Identify every line in the records below that contains the word "Median", and reproduce each one.

> Supplied material:
----------

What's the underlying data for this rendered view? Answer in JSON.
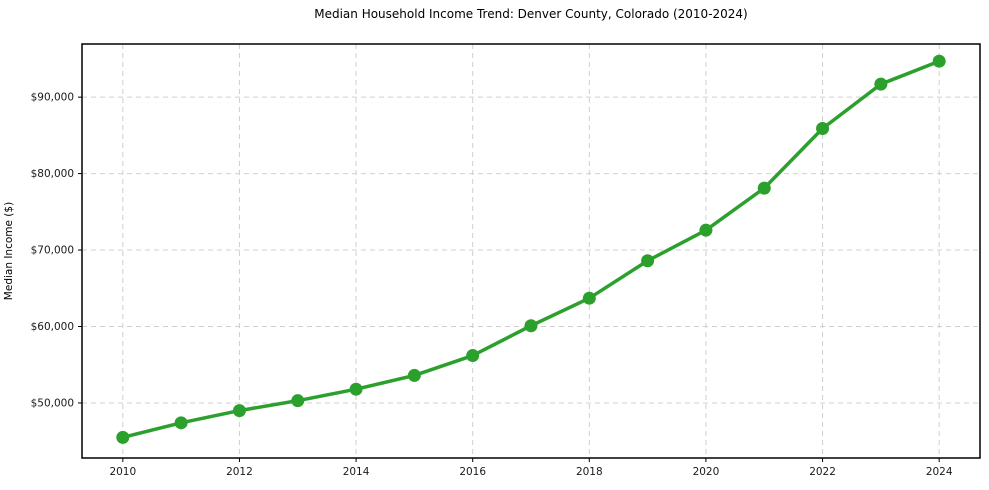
{
  "figure": {
    "background": "#ffffff"
  },
  "chart_data": {
    "type": "line",
    "title": "Median Household Income Trend: Denver County, Colorado (2010-2024)",
    "xlabel": "",
    "ylabel": "Median Income ($)",
    "x": [
      2010,
      2011,
      2012,
      2013,
      2014,
      2015,
      2016,
      2017,
      2018,
      2019,
      2020,
      2021,
      2022,
      2023,
      2024
    ],
    "series": [
      {
        "color": "#2ca02c",
        "values": [
          45500,
          47400,
          49000,
          50300,
          51800,
          53600,
          56200,
          60100,
          63700,
          68600,
          72600,
          78100,
          85900,
          91700,
          94700
        ]
      }
    ],
    "xlim": [
      2009.3,
      2024.7
    ],
    "ylim": [
      42800,
      96950
    ],
    "xticks": [
      2010,
      2012,
      2014,
      2016,
      2018,
      2020,
      2022,
      2024
    ],
    "xtick_labels": [
      "2010",
      "2012",
      "2014",
      "2016",
      "2018",
      "2020",
      "2022",
      "2024"
    ],
    "yticks": [
      50000,
      60000,
      70000,
      80000,
      90000
    ],
    "ytick_labels": [
      "$50,000",
      "$60,000",
      "$70,000",
      "$80,000",
      "$90,000"
    ],
    "grid": true,
    "grid_style": "dashed",
    "legend": "none",
    "marker": "circle",
    "grid_color": "#d0d0d0",
    "spine_color": "#000000",
    "tick_label_color": "#1a1a1a"
  }
}
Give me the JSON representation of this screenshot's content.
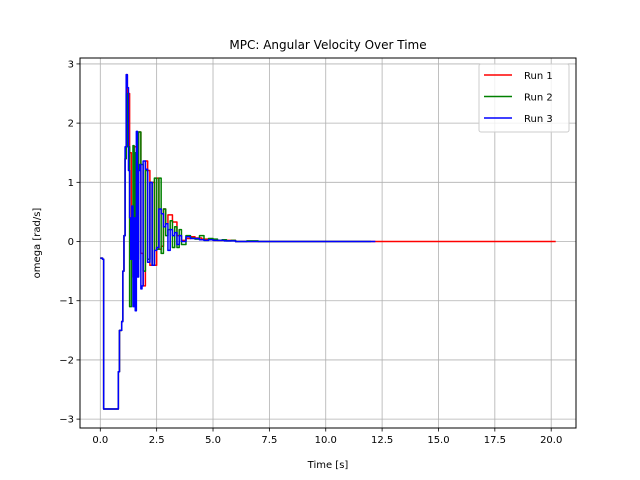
{
  "chart_data": {
    "type": "line",
    "title": "MPC: Angular Velocity Over Time",
    "xlabel": "Time [s]",
    "ylabel": "omega [rad/s]",
    "xlim": [
      -0.9,
      21.1
    ],
    "ylim": [
      -3.15,
      3.1
    ],
    "xticks": [
      0.0,
      2.5,
      5.0,
      7.5,
      10.0,
      12.5,
      15.0,
      17.5,
      20.0
    ],
    "xtick_labels": [
      "0.0",
      "2.5",
      "5.0",
      "7.5",
      "10.0",
      "12.5",
      "15.0",
      "17.5",
      "20.0"
    ],
    "yticks": [
      -3,
      -2,
      -1,
      0,
      1,
      2,
      3
    ],
    "ytick_labels": [
      "−3",
      "−2",
      "−1",
      "0",
      "1",
      "2",
      "3"
    ],
    "grid": true,
    "legend_position": "top-right",
    "series": [
      {
        "name": "Run 1",
        "color": "#ff0000",
        "x": [
          0.0,
          0.1,
          0.15,
          0.3,
          0.5,
          0.75,
          0.8,
          0.85,
          0.95,
          1.0,
          1.05,
          1.1,
          1.15,
          1.2,
          1.3,
          1.38,
          1.45,
          1.5,
          1.6,
          1.7,
          1.8,
          1.9,
          2.0,
          2.1,
          2.2,
          2.3,
          2.4,
          2.5,
          2.6,
          2.7,
          2.8,
          2.9,
          3.0,
          3.2,
          3.4,
          3.6,
          3.8,
          4.0,
          4.2,
          4.5,
          5.0,
          5.5,
          6.0,
          6.5,
          7.0,
          8.0,
          10.0,
          12.0,
          12.2,
          14.0,
          16.0,
          18.0,
          20.2
        ],
        "y": [
          -0.28,
          -0.3,
          -2.83,
          -2.83,
          -2.83,
          -2.83,
          -2.2,
          -1.5,
          -1.35,
          -0.5,
          0.1,
          1.4,
          2.82,
          2.5,
          1.5,
          0.4,
          -0.6,
          1.6,
          -0.2,
          1.85,
          -0.2,
          -0.75,
          1.36,
          1.2,
          -0.4,
          1.0,
          -0.4,
          1.07,
          -0.13,
          -0.08,
          0.55,
          0.3,
          0.45,
          0.33,
          0.1,
          0.02,
          0.05,
          0.08,
          0.06,
          0.04,
          0.02,
          0.02,
          0.0,
          0.0,
          0.0,
          0.0,
          0.0,
          0.0,
          0.0,
          0.0,
          0.0,
          0.0,
          0.0
        ]
      },
      {
        "name": "Run 2",
        "color": "#008000",
        "x": [
          0.0,
          0.1,
          0.15,
          0.3,
          0.5,
          0.75,
          0.8,
          0.85,
          0.95,
          1.0,
          1.05,
          1.1,
          1.15,
          1.2,
          1.3,
          1.38,
          1.45,
          1.5,
          1.55,
          1.6,
          1.7,
          1.8,
          1.9,
          2.0,
          2.1,
          2.2,
          2.3,
          2.4,
          2.5,
          2.6,
          2.7,
          2.8,
          2.9,
          3.0,
          3.1,
          3.2,
          3.3,
          3.4,
          3.5,
          3.6,
          3.8,
          4.0,
          4.2,
          4.4,
          4.6,
          4.8,
          5.0,
          5.2,
          5.4,
          5.6,
          5.8,
          6.0,
          6.5,
          7.0,
          8.0,
          10.0,
          12.0
        ],
        "y": [
          -0.28,
          -0.3,
          -2.83,
          -2.83,
          -2.83,
          -2.83,
          -2.2,
          -1.5,
          -1.35,
          -0.5,
          0.1,
          1.4,
          2.5,
          1.6,
          -1.1,
          0.4,
          1.62,
          -0.5,
          1.5,
          -0.3,
          1.85,
          1.3,
          -0.5,
          1.2,
          -0.3,
          1.0,
          -0.4,
          1.07,
          -0.13,
          1.07,
          -0.2,
          0.55,
          0.1,
          0.2,
          0.35,
          -0.1,
          0.25,
          -0.1,
          0.2,
          -0.05,
          0.1,
          0.06,
          0.04,
          0.1,
          0.02,
          0.05,
          0.04,
          0.02,
          0.03,
          0.01,
          0.02,
          0.0,
          0.01,
          0.0,
          0.0,
          0.0,
          0.0
        ]
      },
      {
        "name": "Run 3",
        "color": "#0000ff",
        "x": [
          0.0,
          0.1,
          0.15,
          0.3,
          0.5,
          0.75,
          0.8,
          0.85,
          0.95,
          1.0,
          1.05,
          1.1,
          1.15,
          1.2,
          1.25,
          1.3,
          1.35,
          1.4,
          1.45,
          1.5,
          1.55,
          1.6,
          1.65,
          1.7,
          1.75,
          1.8,
          1.85,
          1.9,
          1.95,
          2.0,
          2.1,
          2.2,
          2.3,
          2.4,
          2.5,
          2.6,
          2.7,
          2.8,
          2.9,
          3.0,
          3.1,
          3.2,
          3.3,
          3.4,
          3.5,
          3.6,
          3.8,
          4.0,
          4.2,
          4.4,
          4.6,
          4.8,
          5.0,
          5.2,
          5.5,
          6.0,
          6.5,
          7.0,
          8.0,
          10.0,
          12.2
        ],
        "y": [
          -0.28,
          -0.3,
          -2.83,
          -2.83,
          -2.83,
          -2.83,
          -2.2,
          -1.5,
          -1.35,
          -0.5,
          0.1,
          1.6,
          2.82,
          2.6,
          1.2,
          0.4,
          -0.3,
          0.6,
          -1.1,
          0.4,
          -1.17,
          1.86,
          -0.6,
          1.2,
          1.3,
          -0.8,
          -0.75,
          1.36,
          1.36,
          1.22,
          -0.35,
          1.0,
          -0.4,
          -0.15,
          -0.1,
          0.55,
          0.47,
          0.25,
          0.3,
          -0.15,
          0.2,
          0.1,
          0.15,
          -0.05,
          0.1,
          0.0,
          0.08,
          0.05,
          0.05,
          0.03,
          0.02,
          0.03,
          0.02,
          0.02,
          0.01,
          0.0,
          0.0,
          0.0,
          0.0,
          0.0,
          0.0
        ]
      }
    ]
  }
}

----------

> Result for this exercise:
    "title": "Median Household Income Trend: Denver County, Colorado (2010-2024)",
    "ylabel": "Median Income ($)",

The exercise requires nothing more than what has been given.